WHAT IS ASKED
Each entry must be reproduced precisely as it stands.

RECORD EXCERPTS
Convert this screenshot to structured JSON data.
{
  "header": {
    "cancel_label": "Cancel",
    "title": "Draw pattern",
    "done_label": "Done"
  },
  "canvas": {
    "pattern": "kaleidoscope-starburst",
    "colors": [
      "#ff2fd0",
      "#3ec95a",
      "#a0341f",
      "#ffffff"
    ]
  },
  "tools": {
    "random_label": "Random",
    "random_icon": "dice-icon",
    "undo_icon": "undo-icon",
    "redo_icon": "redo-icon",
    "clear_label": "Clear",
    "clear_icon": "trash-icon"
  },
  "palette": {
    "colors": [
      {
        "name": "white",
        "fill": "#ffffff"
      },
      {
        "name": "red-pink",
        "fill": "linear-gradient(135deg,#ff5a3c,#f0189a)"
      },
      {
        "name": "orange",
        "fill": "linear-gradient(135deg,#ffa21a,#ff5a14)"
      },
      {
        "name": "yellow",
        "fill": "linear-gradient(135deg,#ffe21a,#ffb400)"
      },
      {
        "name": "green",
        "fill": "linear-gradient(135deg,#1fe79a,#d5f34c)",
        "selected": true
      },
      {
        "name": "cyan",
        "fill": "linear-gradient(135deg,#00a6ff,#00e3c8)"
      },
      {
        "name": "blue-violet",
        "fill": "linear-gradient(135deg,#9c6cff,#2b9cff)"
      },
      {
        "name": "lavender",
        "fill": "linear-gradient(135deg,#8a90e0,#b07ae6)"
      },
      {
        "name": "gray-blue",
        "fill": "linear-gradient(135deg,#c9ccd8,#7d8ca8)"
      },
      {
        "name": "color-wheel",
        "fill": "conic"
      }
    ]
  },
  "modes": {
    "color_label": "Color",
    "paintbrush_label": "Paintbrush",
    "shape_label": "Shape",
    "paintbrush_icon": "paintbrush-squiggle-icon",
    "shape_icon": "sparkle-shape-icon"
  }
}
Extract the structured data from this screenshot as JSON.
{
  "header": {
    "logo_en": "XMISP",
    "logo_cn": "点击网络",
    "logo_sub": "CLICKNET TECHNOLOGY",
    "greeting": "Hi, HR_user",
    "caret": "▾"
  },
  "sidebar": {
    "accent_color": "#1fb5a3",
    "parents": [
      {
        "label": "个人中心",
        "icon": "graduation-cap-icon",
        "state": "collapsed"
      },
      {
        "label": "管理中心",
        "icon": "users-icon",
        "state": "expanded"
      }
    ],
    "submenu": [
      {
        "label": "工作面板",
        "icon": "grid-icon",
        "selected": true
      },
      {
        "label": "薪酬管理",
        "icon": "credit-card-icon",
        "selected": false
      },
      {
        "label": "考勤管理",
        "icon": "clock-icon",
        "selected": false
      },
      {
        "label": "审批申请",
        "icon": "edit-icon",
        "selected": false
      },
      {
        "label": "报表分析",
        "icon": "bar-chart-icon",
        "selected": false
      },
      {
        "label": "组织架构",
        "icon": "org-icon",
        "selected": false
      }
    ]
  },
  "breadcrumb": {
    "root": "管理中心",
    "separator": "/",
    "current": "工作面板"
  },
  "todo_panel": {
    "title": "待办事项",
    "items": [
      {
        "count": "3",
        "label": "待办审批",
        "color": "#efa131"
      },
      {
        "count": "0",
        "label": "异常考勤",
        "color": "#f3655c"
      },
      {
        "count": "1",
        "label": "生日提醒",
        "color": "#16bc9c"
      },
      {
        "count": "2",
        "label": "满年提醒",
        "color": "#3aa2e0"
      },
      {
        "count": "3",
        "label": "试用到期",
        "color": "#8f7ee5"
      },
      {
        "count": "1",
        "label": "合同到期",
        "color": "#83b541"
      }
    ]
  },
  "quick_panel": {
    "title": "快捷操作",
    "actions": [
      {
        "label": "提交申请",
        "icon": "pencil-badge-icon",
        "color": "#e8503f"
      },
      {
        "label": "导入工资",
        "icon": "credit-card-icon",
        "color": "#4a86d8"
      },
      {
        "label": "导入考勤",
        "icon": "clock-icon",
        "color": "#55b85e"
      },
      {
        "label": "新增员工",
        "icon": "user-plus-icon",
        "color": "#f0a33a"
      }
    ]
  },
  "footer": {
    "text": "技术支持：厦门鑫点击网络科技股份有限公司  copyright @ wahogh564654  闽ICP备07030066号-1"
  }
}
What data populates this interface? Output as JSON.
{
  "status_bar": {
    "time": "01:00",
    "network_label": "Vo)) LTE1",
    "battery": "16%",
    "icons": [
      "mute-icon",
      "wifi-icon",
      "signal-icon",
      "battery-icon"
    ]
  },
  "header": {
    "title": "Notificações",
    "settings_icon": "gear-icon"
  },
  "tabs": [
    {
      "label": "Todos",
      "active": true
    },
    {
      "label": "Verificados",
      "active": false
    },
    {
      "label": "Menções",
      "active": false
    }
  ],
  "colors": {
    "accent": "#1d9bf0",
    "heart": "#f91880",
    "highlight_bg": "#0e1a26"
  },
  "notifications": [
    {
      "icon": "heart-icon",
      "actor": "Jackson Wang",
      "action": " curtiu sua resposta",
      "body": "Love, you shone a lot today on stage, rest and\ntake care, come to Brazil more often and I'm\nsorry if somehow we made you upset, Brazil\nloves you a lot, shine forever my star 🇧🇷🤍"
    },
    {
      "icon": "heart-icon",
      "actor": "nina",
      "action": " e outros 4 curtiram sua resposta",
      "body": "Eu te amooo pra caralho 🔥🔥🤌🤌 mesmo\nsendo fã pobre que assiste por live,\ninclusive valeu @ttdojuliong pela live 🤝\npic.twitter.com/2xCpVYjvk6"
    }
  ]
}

REPLY
Convert this screenshot to structured JSON data.
{
  "header": {
    "cancel_label": "Cancel",
    "title": "Draw pattern",
    "done_label": "Done"
  },
  "canvas": {
    "pattern": "kaleidoscope-starburst",
    "colors": [
      "#ff2fd0",
      "#3ec95a",
      "#a0341f",
      "#ffffff"
    ]
  },
  "tools": {
    "random_label": "Random",
    "random_icon": "dice-icon",
    "undo_icon": "undo-icon",
    "redo_icon": "redo-icon",
    "clear_label": "Clear",
    "clear_icon": "trash-icon"
  },
  "palette": {
    "colors": [
      {
        "name": "white",
        "fill": "#ffffff"
      },
      {
        "name": "red-pink",
        "fill": "linear-gradient(135deg,#ff5a3c,#f0189a)"
      },
      {
        "name": "orange",
        "fill": "linear-gradient(135deg,#ffa21a,#ff5a14)"
      },
      {
        "name": "yellow",
        "fill": "linear-gradient(135deg,#ffe21a,#ffb400)"
      },
      {
        "name": "green",
        "fill": "linear-gradient(135deg,#1fe79a,#d5f34c)",
        "selected": true
      },
      {
        "name": "cyan",
        "fill": "linear-gradient(135deg,#00a6ff,#00e3c8)"
      },
      {
        "name": "blue-violet",
        "fill": "linear-gradient(135deg,#9c6cff,#2b9cff)"
      },
      {
        "name": "lavender",
        "fill": "linear-gradient(135deg,#8a90e0,#b07ae6)"
      },
      {
        "name": "gray-blue",
        "fill": "linear-gradient(135deg,#c9ccd8,#7d8ca8)"
      },
      {
        "name": "color-wheel",
        "fill": "conic"
      }
    ]
  },
  "modes": {
    "color_label": "Color",
    "paintbrush_label": "Paintbrush",
    "shape_label": "Shape",
    "paintbrush_icon": "paintbrush-squiggle-icon",
    "shape_icon": "sparkle-shape-icon"
  }
}
Extract the structured data from this screenshot as JSON.
{
  "header": {
    "logo_en": "XMISP",
    "logo_cn": "点击网络",
    "logo_sub": "CLICKNET TECHNOLOGY",
    "greeting": "Hi, HR_user",
    "caret": "▾"
  },
  "sidebar": {
    "accent_color": "#1fb5a3",
    "parents": [
      {
        "label": "个人中心",
        "icon": "graduation-cap-icon",
        "state": "collapsed"
      },
      {
        "label": "管理中心",
        "icon": "users-icon",
        "state": "expanded"
      }
    ],
    "submenu": [
      {
        "label": "工作面板",
        "icon": "grid-icon",
        "selected": true
      },
      {
        "label": "薪酬管理",
        "icon": "credit-card-icon",
        "selected": false
      },
      {
        "label": "考勤管理",
        "icon": "clock-icon",
        "selected": false
      },
      {
        "label": "审批申请",
        "icon": "edit-icon",
        "selected": false
      },
      {
        "label": "报表分析",
        "icon": "bar-chart-icon",
        "selected": false
      },
      {
        "label": "组织架构",
        "icon": "org-icon",
        "selected": false
      }
    ]
  },
  "breadcrumb": {
    "root": "管理中心",
    "separator": "/",
    "current": "工作面板"
  },
  "todo_panel": {
    "title": "待办事项",
    "items": [
      {
        "count": "3",
        "label": "待办审批",
        "color": "#efa131"
      },
      {
        "count": "0",
        "label": "异常考勤",
        "color": "#f3655c"
      },
      {
        "count": "1",
        "label": "生日提醒",
        "color": "#16bc9c"
      },
      {
        "count": "2",
        "label": "满年提醒",
        "color": "#3aa2e0"
      },
      {
        "count": "3",
        "label": "试用到期",
        "color": "#8f7ee5"
      },
      {
        "count": "1",
        "label": "合同到期",
        "color": "#83b541"
      }
    ]
  },
  "quick_panel": {
    "title": "快捷操作",
    "actions": [
      {
        "label": "提交申请",
        "icon": "pencil-badge-icon",
        "color": "#e8503f"
      },
      {
        "label": "导入工资",
        "icon": "credit-card-icon",
        "color": "#4a86d8"
      },
      {
        "label": "导入考勤",
        "icon": "clock-icon",
        "color": "#55b85e"
      },
      {
        "label": "新增员工",
        "icon": "user-plus-icon",
        "color": "#f0a33a"
      }
    ]
  },
  "footer": {
    "text": "技术支持：厦门鑫点击网络科技股份有限公司  copyright @ wahogh564654  闽ICP备07030066号-1"
  }
}
What data populates this interface? Output as JSON.
{
  "status_bar": {
    "time": "01:00",
    "network_label": "Vo)) LTE1",
    "battery": "16%",
    "icons": [
      "mute-icon",
      "wifi-icon",
      "signal-icon",
      "battery-icon"
    ]
  },
  "header": {
    "title": "Notificações",
    "settings_icon": "gear-icon"
  },
  "tabs": [
    {
      "label": "Todos",
      "active": true
    },
    {
      "label": "Verificados",
      "active": false
    },
    {
      "label": "Menções",
      "active": false
    }
  ],
  "colors": {
    "accent": "#1d9bf0",
    "heart": "#f91880",
    "highlight_bg": "#0e1a26"
  },
  "notifications": [
    {
      "icon": "heart-icon",
      "actor": "Jackson Wang",
      "action": " curtiu sua resposta",
      "body": "Love, you shone a lot today on stage, rest and\ntake care, come to Brazil more often and I'm\nsorry if somehow we made you upset, Brazil\nloves you a lot, shine forever my star 🇧🇷🤍"
    },
    {
      "icon": "heart-icon",
      "actor": "nina",
      "action": " e outros 4 curtiram sua resposta",
      "body": "Eu te amooo pra caralho 🔥🔥🤌🤌 mesmo\nsendo fã pobre que assiste por live,\ninclusive valeu @ttdojuliong pela live 🤝\npic.twitter.com/2xCpVYjvk6"
    }
  ]
}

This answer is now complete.